(REQUIRED WORK):
For the data below, report the number of lines that contain the string "with" and nothing else.

(MATERIAL):
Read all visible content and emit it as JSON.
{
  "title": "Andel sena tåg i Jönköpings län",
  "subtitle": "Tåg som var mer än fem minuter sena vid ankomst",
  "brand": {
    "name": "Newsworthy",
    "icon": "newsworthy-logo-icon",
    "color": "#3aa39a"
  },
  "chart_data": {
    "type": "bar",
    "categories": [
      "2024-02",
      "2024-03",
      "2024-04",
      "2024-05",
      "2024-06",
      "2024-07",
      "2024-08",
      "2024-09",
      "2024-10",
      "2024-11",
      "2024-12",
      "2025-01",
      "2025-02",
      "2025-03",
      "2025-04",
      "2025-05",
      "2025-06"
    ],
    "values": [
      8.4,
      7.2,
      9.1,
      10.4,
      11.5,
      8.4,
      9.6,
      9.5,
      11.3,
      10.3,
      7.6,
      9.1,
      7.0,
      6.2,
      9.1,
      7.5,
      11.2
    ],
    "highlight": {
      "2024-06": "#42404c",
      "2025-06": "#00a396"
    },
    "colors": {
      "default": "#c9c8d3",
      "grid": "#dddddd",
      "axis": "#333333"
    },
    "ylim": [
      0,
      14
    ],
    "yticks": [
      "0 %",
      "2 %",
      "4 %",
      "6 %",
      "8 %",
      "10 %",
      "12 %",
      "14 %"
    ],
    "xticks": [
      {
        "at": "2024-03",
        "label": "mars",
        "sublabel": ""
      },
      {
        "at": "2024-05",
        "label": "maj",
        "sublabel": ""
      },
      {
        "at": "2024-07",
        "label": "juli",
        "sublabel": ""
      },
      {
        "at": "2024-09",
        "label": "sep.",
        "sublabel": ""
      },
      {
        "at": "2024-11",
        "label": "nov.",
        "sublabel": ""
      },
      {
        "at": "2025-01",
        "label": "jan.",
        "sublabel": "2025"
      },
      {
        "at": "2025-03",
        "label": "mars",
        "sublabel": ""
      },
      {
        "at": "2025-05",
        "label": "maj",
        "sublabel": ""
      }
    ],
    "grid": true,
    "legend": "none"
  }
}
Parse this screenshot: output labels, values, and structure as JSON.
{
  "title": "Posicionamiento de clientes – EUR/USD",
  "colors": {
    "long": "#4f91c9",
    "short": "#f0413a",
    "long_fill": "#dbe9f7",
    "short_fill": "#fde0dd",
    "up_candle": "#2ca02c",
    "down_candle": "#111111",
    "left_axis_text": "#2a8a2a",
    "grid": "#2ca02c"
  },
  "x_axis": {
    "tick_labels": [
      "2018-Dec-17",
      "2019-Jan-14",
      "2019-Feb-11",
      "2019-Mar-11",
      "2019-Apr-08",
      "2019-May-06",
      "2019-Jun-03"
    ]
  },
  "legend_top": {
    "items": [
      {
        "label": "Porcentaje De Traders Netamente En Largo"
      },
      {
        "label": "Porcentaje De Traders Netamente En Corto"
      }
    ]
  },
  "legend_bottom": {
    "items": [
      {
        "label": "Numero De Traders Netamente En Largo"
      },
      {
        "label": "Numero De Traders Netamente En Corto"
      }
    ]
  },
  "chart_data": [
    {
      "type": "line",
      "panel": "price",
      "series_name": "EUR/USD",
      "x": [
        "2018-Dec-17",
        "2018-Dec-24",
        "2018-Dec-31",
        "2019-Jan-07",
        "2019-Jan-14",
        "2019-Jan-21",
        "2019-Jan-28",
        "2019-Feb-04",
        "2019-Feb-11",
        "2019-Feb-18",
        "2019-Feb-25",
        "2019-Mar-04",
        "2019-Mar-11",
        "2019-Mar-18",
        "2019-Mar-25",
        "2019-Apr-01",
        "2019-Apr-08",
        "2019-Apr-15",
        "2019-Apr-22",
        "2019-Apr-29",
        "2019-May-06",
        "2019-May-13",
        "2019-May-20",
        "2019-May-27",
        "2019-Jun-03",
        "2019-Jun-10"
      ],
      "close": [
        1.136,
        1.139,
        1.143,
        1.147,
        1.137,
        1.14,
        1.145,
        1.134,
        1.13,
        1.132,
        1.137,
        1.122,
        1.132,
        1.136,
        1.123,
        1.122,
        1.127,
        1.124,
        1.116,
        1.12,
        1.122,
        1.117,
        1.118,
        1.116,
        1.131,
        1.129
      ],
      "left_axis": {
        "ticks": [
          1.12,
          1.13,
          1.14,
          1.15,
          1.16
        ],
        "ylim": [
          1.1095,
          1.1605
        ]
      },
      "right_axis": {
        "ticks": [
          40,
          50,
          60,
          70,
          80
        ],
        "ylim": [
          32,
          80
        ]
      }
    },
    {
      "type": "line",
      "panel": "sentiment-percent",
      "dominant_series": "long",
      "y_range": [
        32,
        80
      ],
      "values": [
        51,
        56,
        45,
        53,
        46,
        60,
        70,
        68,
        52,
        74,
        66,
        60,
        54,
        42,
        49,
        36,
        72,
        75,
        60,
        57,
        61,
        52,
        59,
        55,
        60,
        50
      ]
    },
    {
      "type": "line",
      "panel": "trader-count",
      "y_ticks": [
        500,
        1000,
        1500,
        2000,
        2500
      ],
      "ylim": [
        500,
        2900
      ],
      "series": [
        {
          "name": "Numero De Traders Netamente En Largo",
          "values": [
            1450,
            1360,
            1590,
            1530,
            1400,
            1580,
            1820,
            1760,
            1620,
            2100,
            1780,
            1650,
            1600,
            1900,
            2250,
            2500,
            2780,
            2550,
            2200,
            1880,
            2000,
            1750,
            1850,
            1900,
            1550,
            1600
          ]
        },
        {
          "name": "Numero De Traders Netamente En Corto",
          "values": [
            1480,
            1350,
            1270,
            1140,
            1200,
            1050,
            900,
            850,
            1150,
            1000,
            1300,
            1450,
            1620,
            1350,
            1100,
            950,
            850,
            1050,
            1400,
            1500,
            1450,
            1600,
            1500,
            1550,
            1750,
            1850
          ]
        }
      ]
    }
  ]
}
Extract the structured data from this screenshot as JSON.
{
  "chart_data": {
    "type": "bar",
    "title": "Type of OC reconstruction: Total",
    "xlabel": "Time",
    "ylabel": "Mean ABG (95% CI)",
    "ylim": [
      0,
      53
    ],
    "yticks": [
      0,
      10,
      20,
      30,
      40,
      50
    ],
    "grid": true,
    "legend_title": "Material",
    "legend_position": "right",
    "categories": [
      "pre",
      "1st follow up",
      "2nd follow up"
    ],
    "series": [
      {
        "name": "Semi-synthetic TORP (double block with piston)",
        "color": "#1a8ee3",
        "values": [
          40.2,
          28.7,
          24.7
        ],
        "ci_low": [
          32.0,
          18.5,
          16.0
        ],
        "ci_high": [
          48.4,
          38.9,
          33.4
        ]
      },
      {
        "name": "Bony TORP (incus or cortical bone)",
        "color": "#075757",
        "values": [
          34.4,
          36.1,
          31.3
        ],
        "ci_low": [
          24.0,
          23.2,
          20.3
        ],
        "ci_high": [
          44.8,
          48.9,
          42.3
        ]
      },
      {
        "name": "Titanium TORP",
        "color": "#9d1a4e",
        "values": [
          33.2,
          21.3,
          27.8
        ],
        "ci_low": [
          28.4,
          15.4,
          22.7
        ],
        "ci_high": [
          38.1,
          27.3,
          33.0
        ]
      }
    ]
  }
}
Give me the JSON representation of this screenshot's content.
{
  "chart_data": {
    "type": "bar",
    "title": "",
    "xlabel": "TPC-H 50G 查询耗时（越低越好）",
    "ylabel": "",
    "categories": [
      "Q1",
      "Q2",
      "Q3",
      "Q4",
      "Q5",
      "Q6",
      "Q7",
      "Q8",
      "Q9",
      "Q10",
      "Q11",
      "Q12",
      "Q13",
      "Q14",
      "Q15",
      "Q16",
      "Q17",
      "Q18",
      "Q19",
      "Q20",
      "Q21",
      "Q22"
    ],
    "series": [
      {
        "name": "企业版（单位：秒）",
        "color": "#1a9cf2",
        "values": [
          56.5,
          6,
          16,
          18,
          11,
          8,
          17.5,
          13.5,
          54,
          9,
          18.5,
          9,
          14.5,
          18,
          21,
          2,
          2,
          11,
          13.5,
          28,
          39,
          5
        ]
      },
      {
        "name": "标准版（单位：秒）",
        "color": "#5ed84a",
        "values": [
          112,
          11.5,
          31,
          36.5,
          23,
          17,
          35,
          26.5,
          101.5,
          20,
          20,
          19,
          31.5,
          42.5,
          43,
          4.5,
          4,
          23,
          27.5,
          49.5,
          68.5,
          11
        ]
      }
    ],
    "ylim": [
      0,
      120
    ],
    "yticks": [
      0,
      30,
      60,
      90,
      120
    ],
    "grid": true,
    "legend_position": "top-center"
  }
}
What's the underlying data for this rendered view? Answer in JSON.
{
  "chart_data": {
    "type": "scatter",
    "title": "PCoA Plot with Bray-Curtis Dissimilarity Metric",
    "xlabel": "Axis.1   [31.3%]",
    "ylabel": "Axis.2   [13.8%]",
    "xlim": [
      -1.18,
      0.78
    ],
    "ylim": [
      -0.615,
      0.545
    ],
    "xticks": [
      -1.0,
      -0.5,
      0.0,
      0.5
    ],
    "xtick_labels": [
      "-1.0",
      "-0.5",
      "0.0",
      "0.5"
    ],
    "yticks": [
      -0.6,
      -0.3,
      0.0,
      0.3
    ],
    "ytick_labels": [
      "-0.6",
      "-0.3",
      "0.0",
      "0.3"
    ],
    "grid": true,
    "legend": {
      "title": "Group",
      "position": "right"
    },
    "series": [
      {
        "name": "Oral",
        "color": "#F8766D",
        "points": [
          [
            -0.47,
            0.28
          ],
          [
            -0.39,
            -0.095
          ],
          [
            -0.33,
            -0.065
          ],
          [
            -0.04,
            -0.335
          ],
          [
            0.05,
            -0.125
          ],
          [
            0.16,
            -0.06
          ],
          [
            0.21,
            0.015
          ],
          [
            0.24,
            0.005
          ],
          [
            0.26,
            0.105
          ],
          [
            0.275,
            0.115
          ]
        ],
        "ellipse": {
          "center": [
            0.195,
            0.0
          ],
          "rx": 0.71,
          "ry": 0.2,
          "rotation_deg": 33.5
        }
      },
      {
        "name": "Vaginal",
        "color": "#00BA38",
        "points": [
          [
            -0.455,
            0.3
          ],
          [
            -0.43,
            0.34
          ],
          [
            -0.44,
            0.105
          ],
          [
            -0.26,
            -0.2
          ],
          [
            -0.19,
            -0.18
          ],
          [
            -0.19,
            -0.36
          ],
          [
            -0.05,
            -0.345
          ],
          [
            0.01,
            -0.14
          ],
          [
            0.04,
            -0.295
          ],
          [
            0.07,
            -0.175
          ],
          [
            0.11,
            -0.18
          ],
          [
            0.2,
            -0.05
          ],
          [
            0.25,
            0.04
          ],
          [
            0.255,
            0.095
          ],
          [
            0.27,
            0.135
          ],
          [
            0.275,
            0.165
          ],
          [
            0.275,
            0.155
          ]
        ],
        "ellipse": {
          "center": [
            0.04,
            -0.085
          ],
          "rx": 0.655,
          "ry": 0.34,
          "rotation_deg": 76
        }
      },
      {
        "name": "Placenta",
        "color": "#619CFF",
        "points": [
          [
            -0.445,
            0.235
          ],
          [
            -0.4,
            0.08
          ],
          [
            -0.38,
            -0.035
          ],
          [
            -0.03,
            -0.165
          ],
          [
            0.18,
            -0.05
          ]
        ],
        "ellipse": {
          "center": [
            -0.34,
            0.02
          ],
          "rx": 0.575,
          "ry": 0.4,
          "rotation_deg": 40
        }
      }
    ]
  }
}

(CORRECT RESULT):
2